#### Text provided
BEGIN

Fixing the vessels position with and without current

Introduction
During the course of Navigation on the coast, quite often you may find
that there is only one conspicuous object for taking a bearing. Under
these conditions it becomes necessary to use the methods explained.

Running fix without current:


This method of position fixing is used when there is only one terrestrial
object available for observing at any given time i.e., a lighthouse or light
vessel whose position is known, without any means for measuring the
distance from the object i.e. Radar out of order etc.
Running fix method uses the technique of transferring a position line. In
this method, a position line is the observed bearing. Provided all
conditions such as the engine speed and course steered are known
between the observations, the position lines can be transferred without
loss of accuracy.
In the figure, AB is the first observed bearing (position line). At the time
of observation the vessel lay somewhere along this line. If the vessel
was steaming a course for a known period of time provided engine
speed, course etc. remain unchanged, line AB can be made to run for
that period along the course steamed to A’ B’. Thus the vessel should
now lie somewhere along A’ B’ which is a transferred position line.

END

#### Given information
BEGIN

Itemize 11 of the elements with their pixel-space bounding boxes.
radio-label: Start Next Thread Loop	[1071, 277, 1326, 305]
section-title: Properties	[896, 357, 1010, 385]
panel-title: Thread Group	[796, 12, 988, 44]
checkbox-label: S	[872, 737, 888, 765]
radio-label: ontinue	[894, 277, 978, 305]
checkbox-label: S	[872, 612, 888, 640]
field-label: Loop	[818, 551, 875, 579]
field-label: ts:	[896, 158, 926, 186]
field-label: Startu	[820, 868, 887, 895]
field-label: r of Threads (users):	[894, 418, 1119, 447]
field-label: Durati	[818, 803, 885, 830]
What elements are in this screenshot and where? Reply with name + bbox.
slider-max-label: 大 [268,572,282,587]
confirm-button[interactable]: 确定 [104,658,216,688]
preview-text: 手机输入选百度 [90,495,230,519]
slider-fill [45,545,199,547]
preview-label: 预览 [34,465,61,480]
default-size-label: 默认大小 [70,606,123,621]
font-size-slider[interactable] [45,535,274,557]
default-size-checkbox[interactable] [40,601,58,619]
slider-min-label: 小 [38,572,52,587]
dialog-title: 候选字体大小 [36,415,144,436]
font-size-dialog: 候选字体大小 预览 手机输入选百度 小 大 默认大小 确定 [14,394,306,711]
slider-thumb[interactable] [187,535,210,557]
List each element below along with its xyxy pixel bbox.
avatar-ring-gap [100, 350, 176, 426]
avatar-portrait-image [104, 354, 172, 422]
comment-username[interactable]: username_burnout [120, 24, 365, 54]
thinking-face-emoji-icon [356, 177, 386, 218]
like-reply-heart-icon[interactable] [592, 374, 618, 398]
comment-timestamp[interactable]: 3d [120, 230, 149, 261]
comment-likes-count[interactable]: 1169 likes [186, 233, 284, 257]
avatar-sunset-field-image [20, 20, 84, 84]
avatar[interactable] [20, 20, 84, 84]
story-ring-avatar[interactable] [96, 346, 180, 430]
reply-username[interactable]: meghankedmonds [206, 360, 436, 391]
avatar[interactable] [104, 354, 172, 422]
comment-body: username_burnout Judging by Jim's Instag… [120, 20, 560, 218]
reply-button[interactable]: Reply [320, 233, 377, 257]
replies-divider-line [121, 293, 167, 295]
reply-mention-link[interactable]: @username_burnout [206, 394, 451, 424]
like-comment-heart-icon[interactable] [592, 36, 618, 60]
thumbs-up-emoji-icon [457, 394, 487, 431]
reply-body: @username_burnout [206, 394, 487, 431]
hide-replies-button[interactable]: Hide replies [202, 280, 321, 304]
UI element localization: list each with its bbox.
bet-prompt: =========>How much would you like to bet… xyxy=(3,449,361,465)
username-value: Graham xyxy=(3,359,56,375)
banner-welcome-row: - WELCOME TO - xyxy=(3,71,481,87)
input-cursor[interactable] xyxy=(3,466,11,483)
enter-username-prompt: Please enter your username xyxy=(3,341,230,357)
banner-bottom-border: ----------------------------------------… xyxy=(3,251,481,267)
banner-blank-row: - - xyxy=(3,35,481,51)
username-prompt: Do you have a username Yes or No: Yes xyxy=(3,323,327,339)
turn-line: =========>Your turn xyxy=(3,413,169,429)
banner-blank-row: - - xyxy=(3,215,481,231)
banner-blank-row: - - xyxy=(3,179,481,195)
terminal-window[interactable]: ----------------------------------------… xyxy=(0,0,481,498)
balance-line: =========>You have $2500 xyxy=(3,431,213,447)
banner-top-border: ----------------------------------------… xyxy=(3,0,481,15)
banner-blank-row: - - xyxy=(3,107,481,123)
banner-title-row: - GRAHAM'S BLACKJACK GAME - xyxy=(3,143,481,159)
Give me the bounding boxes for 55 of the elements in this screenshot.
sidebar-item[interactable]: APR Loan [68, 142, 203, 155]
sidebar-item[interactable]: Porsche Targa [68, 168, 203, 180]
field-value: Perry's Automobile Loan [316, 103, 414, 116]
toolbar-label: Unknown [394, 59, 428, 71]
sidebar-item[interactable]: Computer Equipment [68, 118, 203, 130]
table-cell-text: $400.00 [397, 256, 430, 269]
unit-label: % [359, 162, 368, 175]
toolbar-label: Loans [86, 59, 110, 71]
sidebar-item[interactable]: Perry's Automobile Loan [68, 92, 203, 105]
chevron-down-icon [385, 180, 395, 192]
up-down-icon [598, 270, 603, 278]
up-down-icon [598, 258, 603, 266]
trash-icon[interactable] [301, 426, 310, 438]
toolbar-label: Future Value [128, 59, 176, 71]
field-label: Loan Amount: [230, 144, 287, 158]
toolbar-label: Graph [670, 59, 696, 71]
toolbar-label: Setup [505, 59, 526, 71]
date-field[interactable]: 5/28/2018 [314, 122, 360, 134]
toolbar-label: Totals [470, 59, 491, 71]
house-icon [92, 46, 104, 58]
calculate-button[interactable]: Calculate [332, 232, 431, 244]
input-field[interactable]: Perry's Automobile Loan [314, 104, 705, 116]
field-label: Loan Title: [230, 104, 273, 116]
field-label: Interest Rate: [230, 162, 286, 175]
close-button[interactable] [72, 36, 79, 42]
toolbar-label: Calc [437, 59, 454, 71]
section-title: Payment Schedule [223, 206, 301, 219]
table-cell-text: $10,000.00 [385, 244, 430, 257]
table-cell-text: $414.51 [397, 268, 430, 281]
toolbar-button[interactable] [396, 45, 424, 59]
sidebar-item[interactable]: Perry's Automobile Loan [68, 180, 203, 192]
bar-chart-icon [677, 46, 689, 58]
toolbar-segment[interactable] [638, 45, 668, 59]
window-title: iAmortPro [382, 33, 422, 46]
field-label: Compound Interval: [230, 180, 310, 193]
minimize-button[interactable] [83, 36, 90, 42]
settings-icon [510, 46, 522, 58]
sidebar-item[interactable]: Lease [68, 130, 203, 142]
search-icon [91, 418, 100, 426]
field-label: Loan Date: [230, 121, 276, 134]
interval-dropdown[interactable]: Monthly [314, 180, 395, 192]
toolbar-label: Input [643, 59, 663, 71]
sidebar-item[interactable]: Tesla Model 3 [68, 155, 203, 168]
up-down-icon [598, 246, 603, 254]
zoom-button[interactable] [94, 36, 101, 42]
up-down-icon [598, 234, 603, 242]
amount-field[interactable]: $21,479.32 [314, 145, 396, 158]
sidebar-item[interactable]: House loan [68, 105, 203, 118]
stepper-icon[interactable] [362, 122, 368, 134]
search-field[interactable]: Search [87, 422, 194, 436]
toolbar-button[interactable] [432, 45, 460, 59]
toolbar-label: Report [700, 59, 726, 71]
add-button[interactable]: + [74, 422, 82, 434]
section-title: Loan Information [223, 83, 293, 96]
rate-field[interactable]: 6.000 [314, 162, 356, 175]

END

#### Problem 1
Reproduce the passage of the position-fixing text from "Introduction" up to and including "the methods explained.".
#### Problem 2
Translate this sentence from the position-fixing text into Spanish: "In this method, a position line is the observed bearing."

#### Output 1
Introduction
During the course of Navigation on the coast, quite often you may find
that there is only one conspicuous object for taking a bearing. Under
these conditions it becomes necessary to use the methods explained.

#### Output 2
En este método, una línea de posición es la marcación observada.